* WHAT THE EXERCISE ASKS *
Show all lines that include the string "douleurs"; copy each one.

* DATA ROWS *

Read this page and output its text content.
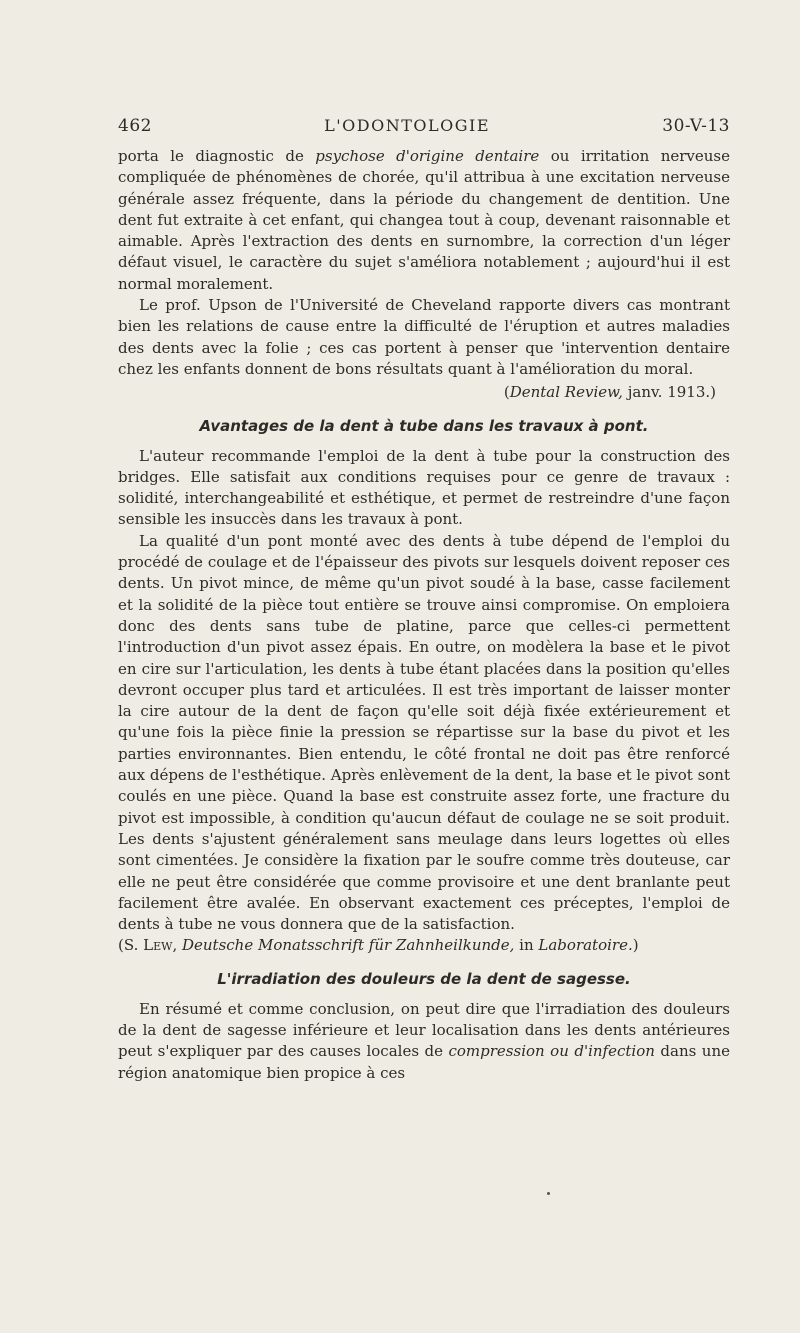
462	L'ODONTOLOGIE	30-V-13

porta le diagnostic de psychose d'origine dentaire ou irritation nerveuse compliquée de phénomènes de chorée, qu'il attribua à une excitation nerveuse générale assez fréquente, dans la période du changement de dentition. Une dent fut extraite à cet enfant, qui changea tout à coup, devenant raisonnable et aimable. Après l'extraction des dents en surnombre, la correction d'un léger défaut visuel, le caractère du sujet s'améliora notablement ; aujourd'hui il est normal moralement.

Le prof. Upson de l'Université de Cheveland rapporte divers cas montrant bien les relations de cause entre la difficulté de l'éruption et autres maladies des dents avec la folie ; ces cas portent à penser que 'intervention dentaire chez les enfants donnent de bons résultats quant à l'amélioration du moral.

(Dental Review, janv. 1913.)
Avantages de la dent à tube dans les travaux à pont.

L'auteur recommande l'emploi de la dent à tube pour la construction des bridges. Elle satisfait aux conditions requises pour ce genre de travaux : solidité, interchangeabilité et esthétique, et permet de restreindre d'une façon sensible les insuccès dans les travaux à pont.

La qualité d'un pont monté avec des dents à tube dépend de l'emploi du procédé de coulage et de l'épaisseur des pivots sur lesquels doivent reposer ces dents. Un pivot mince, de même qu'un pivot soudé à la base, casse facilement et la solidité de la pièce tout entière se trouve ainsi compromise. On emploiera donc des dents sans tube de platine, parce que celles-ci permettent l'introduction d'un pivot assez épais. En outre, on modèlera la base et le pivot en cire sur l'articulation, les dents à tube étant placées dans la position qu'elles devront occuper plus tard et articulées. Il est très important de laisser monter la cire autour de la dent de façon qu'elle soit déjà fixée extérieurement et qu'une fois la pièce finie la pression se répartisse sur la base du pivot et les parties environnantes. Bien entendu, le côté frontal ne doit pas être renforcé aux dépens de l'esthétique. Après enlèvement de la dent, la base et le pivot sont coulés en une pièce. Quand la base est construite assez forte, une fracture du pivot est impossible, à condition qu'aucun défaut de coulage ne se soit produit. Les dents s'ajustent généralement sans meulage dans leurs logettes où elles sont cimentées. Je considère la fixation par le soufre comme très douteuse, car elle ne peut être considérée que comme provisoire et une dent branlante peut facilement être avalée. En observant exactement ces préceptes, l'emploi de dents à tube ne vous donnera que de la satisfaction.

(S. Lew, Deutsche Monatsschrift für Zahnheilkunde, in Laboratoire.)

L'irradiation des douleurs de la dent de sagesse.

En résumé et comme conclusion, on peut dire que l'irradiation des douleurs de la dent de sagesse inférieure et leur localisation dans les dents antérieures peut s'expliquer par des causes locales de compression ou d'infection dans une région anatomique bien propice à ces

* TASK RESPONSE *
L'irradiation des douleurs de la dent de sagesse.
En résumé et comme conclusion, on peut dire que l'irradiation des douleurs de la dent de sagesse inférieure et leur localisation dans les dents antérieures peut s'expliquer par des causes locales de compression ou d'infection dans une région anatomique bien propice à ces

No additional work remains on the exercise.